* _Exercise aim_
Go through the listing below and gather every line with the word "icon".

Start Exercise material

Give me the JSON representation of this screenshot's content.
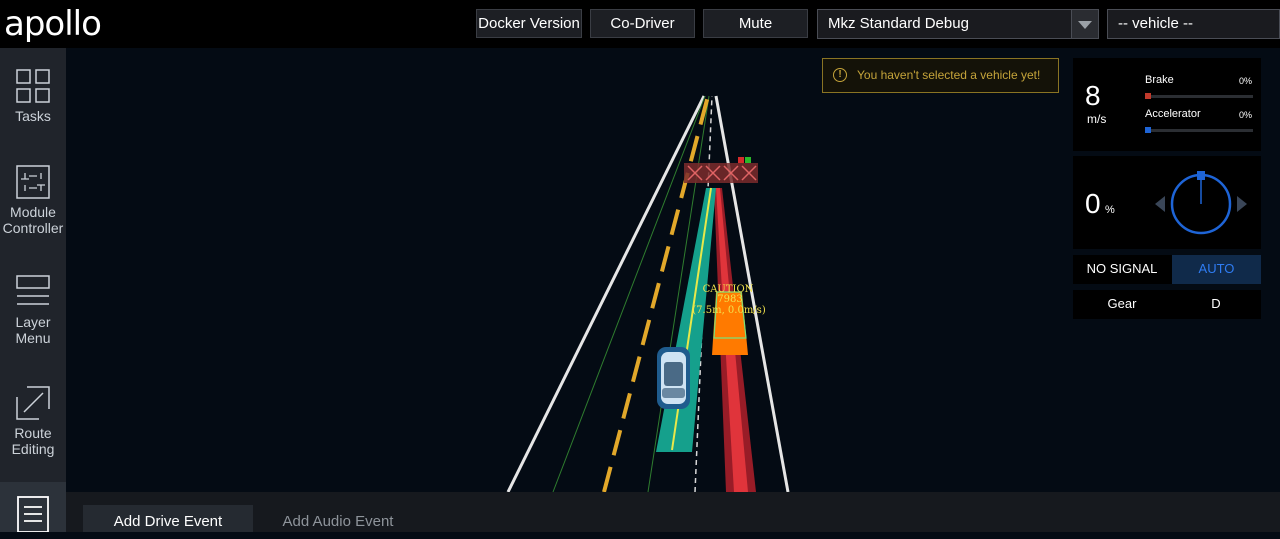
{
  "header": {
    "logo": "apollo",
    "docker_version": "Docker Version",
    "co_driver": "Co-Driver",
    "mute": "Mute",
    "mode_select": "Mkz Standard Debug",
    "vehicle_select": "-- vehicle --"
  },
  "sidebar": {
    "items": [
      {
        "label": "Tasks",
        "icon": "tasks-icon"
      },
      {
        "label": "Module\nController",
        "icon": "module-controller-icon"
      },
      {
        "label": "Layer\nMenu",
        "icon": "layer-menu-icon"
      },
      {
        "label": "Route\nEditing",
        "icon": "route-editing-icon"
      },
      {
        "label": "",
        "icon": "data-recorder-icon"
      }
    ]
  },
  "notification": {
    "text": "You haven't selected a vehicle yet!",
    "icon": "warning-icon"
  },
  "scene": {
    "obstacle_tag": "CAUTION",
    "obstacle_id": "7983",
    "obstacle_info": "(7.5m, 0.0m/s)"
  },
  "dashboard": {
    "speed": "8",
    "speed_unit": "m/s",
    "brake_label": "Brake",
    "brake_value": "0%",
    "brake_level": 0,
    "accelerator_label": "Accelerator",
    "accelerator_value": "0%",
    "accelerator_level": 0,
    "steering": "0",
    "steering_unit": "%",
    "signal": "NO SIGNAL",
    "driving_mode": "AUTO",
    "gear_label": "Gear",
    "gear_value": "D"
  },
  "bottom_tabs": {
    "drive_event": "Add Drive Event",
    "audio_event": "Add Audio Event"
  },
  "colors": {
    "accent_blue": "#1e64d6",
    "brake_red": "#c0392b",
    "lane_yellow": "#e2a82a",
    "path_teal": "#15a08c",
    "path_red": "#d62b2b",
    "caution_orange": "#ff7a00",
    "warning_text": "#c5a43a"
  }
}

End Exercise material

* _Written solution_
        "icon": "tasks-icon"
        "icon": "module-controller-icon"
        "icon": "layer-menu-icon"
        "icon": "route-editing-icon"
        "icon": "data-recorder-icon"
    "icon": "warning-icon"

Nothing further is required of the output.